Every line of the material is to be quoted verbatim, minus the pictures.
------------
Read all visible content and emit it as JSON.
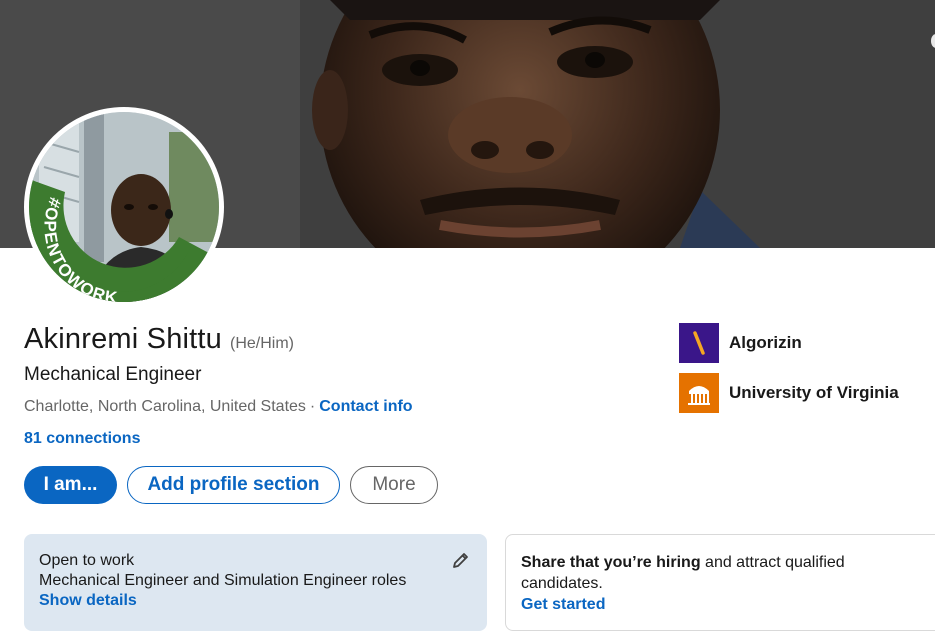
{
  "profile": {
    "name": "Akinremi Shittu",
    "pronouns": "(He/Him)",
    "headline": "Mechanical Engineer",
    "location": "Charlotte, North Carolina, United States",
    "separator": "·",
    "contact_info": "Contact info",
    "connections": "81 connections",
    "avatar_frame_text": "#OPENTOWORK"
  },
  "actions": {
    "primary": "I am...",
    "add_section": "Add profile section",
    "more": "More"
  },
  "organizations": [
    {
      "name": "Algorizin",
      "logo_icon": "algorizin-logo",
      "color": "#3a1689"
    },
    {
      "name": "University of Virginia",
      "logo_icon": "uva-rotunda-logo",
      "color": "#e57200"
    }
  ],
  "open_to_work": {
    "title": "Open to work",
    "roles": "Mechanical Engineer and Simulation Engineer roles",
    "details_link": "Show details",
    "edit_icon": "pencil-icon"
  },
  "hiring": {
    "bold_text": "Share that you’re hiring",
    "rest_text": " and attract qualified candidates.",
    "cta": "Get started"
  },
  "colors": {
    "accent": "#0a66c2",
    "open_to_work_green": "#3a7a2c",
    "card_bg": "#dde7f1"
  }
}
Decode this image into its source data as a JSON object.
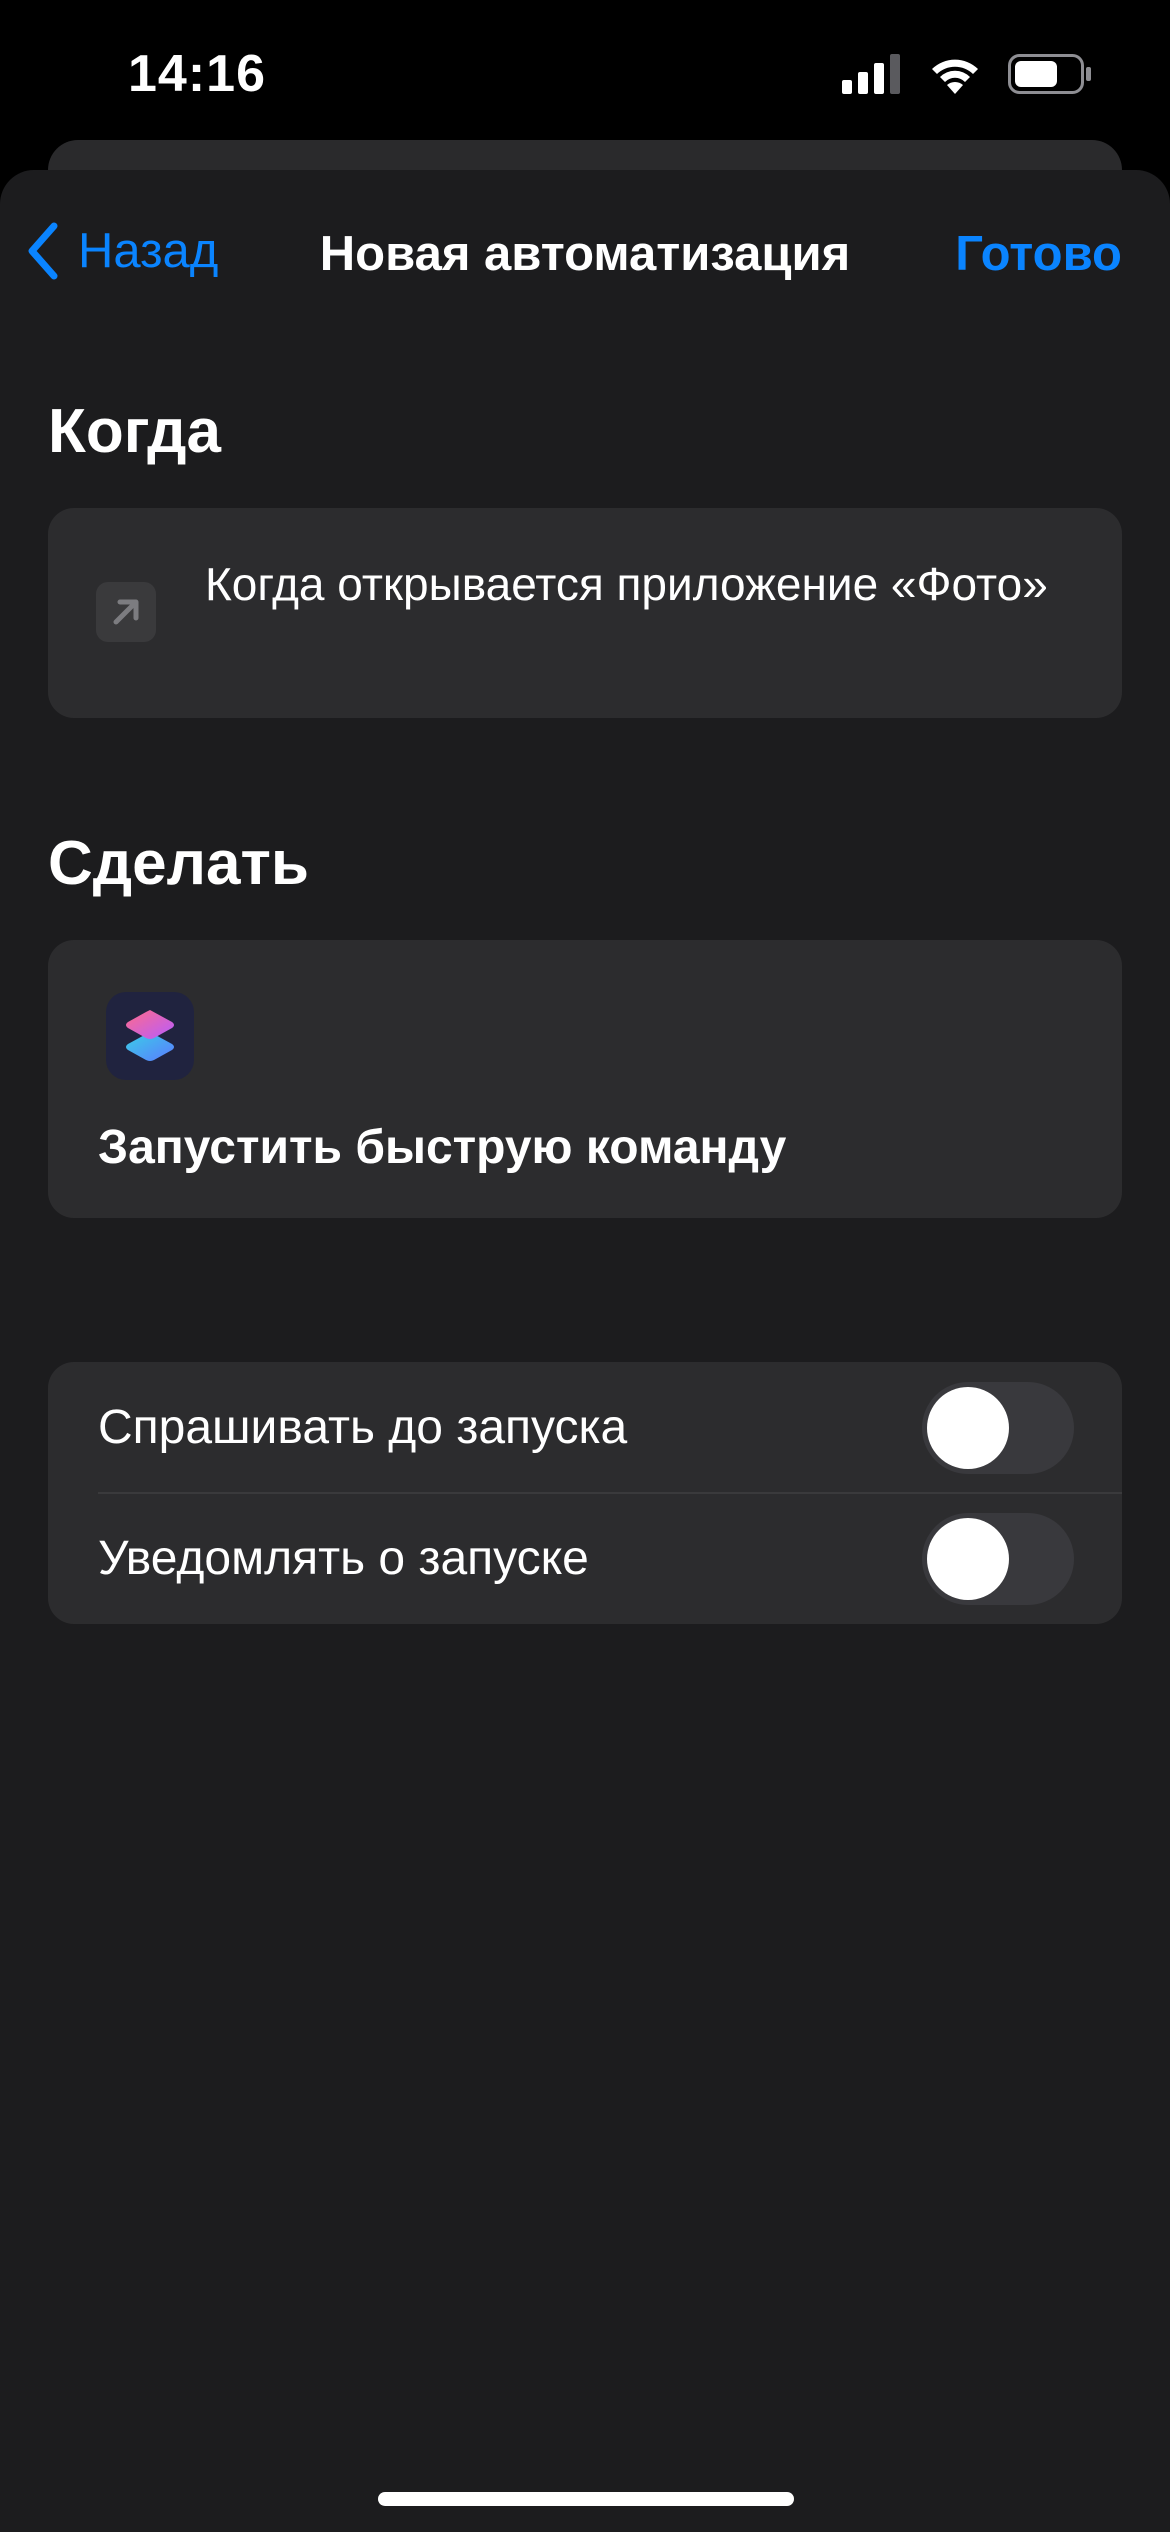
{
  "status_bar": {
    "time": "14:16"
  },
  "nav": {
    "back_label": "Назад",
    "title": "Новая автоматизация",
    "done_label": "Готово"
  },
  "when_section": {
    "header": "Когда",
    "trigger_text": "Когда открывается приложение «Фото»",
    "trigger_icon": "arrow-up-right-icon"
  },
  "do_section": {
    "header": "Сделать",
    "action_label": "Запустить быструю команду",
    "action_icon": "shortcuts-app-icon"
  },
  "options": {
    "ask_before_running": {
      "label": "Спрашивать до запуска",
      "enabled": false
    },
    "notify_when_run": {
      "label": "Уведомлять о запуске",
      "enabled": false
    }
  },
  "colors": {
    "accent": "#0a84ff",
    "background": "#1c1c1e",
    "card": "#2c2c2e"
  }
}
------------
[Completed task]:
Read all visible content and emit it as JSON.
{
  "profile": {
    "name": "Akinremi Shittu",
    "pronouns": "(He/Him)",
    "headline": "Mechanical Engineer",
    "location": "Charlotte, North Carolina, United States",
    "separator": "·",
    "contact_info": "Contact info",
    "connections": "81 connections",
    "avatar_frame_text": "#OPENTOWORK"
  },
  "actions": {
    "primary": "I am...",
    "add_section": "Add profile section",
    "more": "More"
  },
  "organizations": [
    {
      "name": "Algorizin",
      "logo_icon": "algorizin-logo",
      "color": "#3a1689"
    },
    {
      "name": "University of Virginia",
      "logo_icon": "uva-rotunda-logo",
      "color": "#e57200"
    }
  ],
  "open_to_work": {
    "title": "Open to work",
    "roles": "Mechanical Engineer and Simulation Engineer roles",
    "details_link": "Show details",
    "edit_icon": "pencil-icon"
  },
  "hiring": {
    "bold_text": "Share that you’re hiring",
    "rest_text": " and attract qualified candidates.",
    "cta": "Get started"
  },
  "colors": {
    "accent": "#0a66c2",
    "open_to_work_green": "#3a7a2c",
    "card_bg": "#dde7f1"
  }
}
Decode this image into its source data as a JSON object.
{
  "status_bar": {
    "time": "14:16"
  },
  "nav": {
    "back_label": "Назад",
    "title": "Новая автоматизация",
    "done_label": "Готово"
  },
  "when_section": {
    "header": "Когда",
    "trigger_text": "Когда открывается приложение «Фото»",
    "trigger_icon": "arrow-up-right-icon"
  },
  "do_section": {
    "header": "Сделать",
    "action_label": "Запустить быструю команду",
    "action_icon": "shortcuts-app-icon"
  },
  "options": {
    "ask_before_running": {
      "label": "Спрашивать до запуска",
      "enabled": false
    },
    "notify_when_run": {
      "label": "Уведомлять о запуске",
      "enabled": false
    }
  },
  "colors": {
    "accent": "#0a84ff",
    "background": "#1c1c1e",
    "card": "#2c2c2e"
  }
}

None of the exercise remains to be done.